◆ TASK TO COMPLETE ◆
Produce an exact copy of all the records.

(Extracted records)
⁂

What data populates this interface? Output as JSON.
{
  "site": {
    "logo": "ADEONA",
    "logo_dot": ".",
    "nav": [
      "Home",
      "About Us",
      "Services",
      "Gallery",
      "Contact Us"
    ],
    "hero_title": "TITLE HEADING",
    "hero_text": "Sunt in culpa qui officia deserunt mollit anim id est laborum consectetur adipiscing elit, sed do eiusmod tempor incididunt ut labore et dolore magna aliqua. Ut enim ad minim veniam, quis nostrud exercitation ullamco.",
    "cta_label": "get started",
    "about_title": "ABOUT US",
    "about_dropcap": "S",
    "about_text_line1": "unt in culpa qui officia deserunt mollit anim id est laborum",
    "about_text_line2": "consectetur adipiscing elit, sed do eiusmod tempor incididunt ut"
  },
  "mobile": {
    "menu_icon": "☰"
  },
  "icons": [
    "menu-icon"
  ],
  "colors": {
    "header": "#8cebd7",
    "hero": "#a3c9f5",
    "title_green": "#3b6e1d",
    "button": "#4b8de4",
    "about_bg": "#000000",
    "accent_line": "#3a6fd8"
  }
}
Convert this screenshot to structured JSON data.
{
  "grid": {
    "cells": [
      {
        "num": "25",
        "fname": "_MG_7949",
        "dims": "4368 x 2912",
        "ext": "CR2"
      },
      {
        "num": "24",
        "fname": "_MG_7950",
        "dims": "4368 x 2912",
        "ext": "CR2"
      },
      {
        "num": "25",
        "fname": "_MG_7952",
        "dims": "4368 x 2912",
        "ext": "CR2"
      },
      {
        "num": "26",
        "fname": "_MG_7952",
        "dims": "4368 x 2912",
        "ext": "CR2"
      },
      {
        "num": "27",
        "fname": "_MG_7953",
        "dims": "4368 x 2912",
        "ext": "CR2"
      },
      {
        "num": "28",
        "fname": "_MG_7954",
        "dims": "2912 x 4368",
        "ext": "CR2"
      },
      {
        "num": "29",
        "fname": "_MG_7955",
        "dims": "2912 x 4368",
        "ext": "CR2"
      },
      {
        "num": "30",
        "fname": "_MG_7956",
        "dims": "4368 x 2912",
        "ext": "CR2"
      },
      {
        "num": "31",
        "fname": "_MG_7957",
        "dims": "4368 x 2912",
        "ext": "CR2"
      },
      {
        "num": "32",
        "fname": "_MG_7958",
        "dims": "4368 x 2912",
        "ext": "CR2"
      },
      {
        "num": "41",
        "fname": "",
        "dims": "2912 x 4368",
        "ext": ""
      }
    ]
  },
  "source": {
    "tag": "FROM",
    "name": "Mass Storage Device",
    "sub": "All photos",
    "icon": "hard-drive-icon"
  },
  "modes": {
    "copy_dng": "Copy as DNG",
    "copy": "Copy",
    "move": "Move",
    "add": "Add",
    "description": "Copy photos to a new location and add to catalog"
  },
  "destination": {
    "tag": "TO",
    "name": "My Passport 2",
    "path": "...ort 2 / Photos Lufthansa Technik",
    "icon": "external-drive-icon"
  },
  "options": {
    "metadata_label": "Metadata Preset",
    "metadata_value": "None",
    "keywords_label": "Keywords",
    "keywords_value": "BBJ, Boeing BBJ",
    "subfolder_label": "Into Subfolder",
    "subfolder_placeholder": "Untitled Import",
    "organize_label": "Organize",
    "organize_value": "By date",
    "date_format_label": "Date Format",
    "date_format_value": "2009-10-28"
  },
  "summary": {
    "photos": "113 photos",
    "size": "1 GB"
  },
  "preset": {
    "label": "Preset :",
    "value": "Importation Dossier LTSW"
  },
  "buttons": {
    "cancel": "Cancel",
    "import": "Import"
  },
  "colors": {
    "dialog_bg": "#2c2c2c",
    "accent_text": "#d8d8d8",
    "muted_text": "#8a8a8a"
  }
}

⁂

◆ COMPLETE RESPONSE ◆
What data populates this interface? Output as JSON.
{
  "site": {
    "logo": "ADEONA",
    "logo_dot": ".",
    "nav": [
      "Home",
      "About Us",
      "Services",
      "Gallery",
      "Contact Us"
    ],
    "hero_title": "TITLE HEADING",
    "hero_text": "Sunt in culpa qui officia deserunt mollit anim id est laborum consectetur adipiscing elit, sed do eiusmod tempor incididunt ut labore et dolore magna aliqua. Ut enim ad minim veniam, quis nostrud exercitation ullamco.",
    "cta_label": "get started",
    "about_title": "ABOUT US",
    "about_dropcap": "S",
    "about_text_line1": "unt in culpa qui officia deserunt mollit anim id est laborum",
    "about_text_line2": "consectetur adipiscing elit, sed do eiusmod tempor incididunt ut"
  },
  "mobile": {
    "menu_icon": "☰"
  },
  "icons": [
    "menu-icon"
  ],
  "colors": {
    "header": "#8cebd7",
    "hero": "#a3c9f5",
    "title_green": "#3b6e1d",
    "button": "#4b8de4",
    "about_bg": "#000000",
    "accent_line": "#3a6fd8"
  }
}
Convert this screenshot to structured JSON data.
{
  "grid": {
    "cells": [
      {
        "num": "25",
        "fname": "_MG_7949",
        "dims": "4368 x 2912",
        "ext": "CR2"
      },
      {
        "num": "24",
        "fname": "_MG_7950",
        "dims": "4368 x 2912",
        "ext": "CR2"
      },
      {
        "num": "25",
        "fname": "_MG_7952",
        "dims": "4368 x 2912",
        "ext": "CR2"
      },
      {
        "num": "26",
        "fname": "_MG_7952",
        "dims": "4368 x 2912",
        "ext": "CR2"
      },
      {
        "num": "27",
        "fname": "_MG_7953",
        "dims": "4368 x 2912",
        "ext": "CR2"
      },
      {
        "num": "28",
        "fname": "_MG_7954",
        "dims": "2912 x 4368",
        "ext": "CR2"
      },
      {
        "num": "29",
        "fname": "_MG_7955",
        "dims": "2912 x 4368",
        "ext": "CR2"
      },
      {
        "num": "30",
        "fname": "_MG_7956",
        "dims": "4368 x 2912",
        "ext": "CR2"
      },
      {
        "num": "31",
        "fname": "_MG_7957",
        "dims": "4368 x 2912",
        "ext": "CR2"
      },
      {
        "num": "32",
        "fname": "_MG_7958",
        "dims": "4368 x 2912",
        "ext": "CR2"
      },
      {
        "num": "41",
        "fname": "",
        "dims": "2912 x 4368",
        "ext": ""
      }
    ]
  },
  "source": {
    "tag": "FROM",
    "name": "Mass Storage Device",
    "sub": "All photos",
    "icon": "hard-drive-icon"
  },
  "modes": {
    "copy_dng": "Copy as DNG",
    "copy": "Copy",
    "move": "Move",
    "add": "Add",
    "description": "Copy photos to a new location and add to catalog"
  },
  "destination": {
    "tag": "TO",
    "name": "My Passport 2",
    "path": "...ort 2 / Photos Lufthansa Technik",
    "icon": "external-drive-icon"
  },
  "options": {
    "metadata_label": "Metadata Preset",
    "metadata_value": "None",
    "keywords_label": "Keywords",
    "keywords_value": "BBJ, Boeing BBJ",
    "subfolder_label": "Into Subfolder",
    "subfolder_placeholder": "Untitled Import",
    "organize_label": "Organize",
    "organize_value": "By date",
    "date_format_label": "Date Format",
    "date_format_value": "2009-10-28"
  },
  "summary": {
    "photos": "113 photos",
    "size": "1 GB"
  },
  "preset": {
    "label": "Preset :",
    "value": "Importation Dossier LTSW"
  },
  "buttons": {
    "cancel": "Cancel",
    "import": "Import"
  },
  "colors": {
    "dialog_bg": "#2c2c2c",
    "accent_text": "#d8d8d8",
    "muted_text": "#8a8a8a"
  }
}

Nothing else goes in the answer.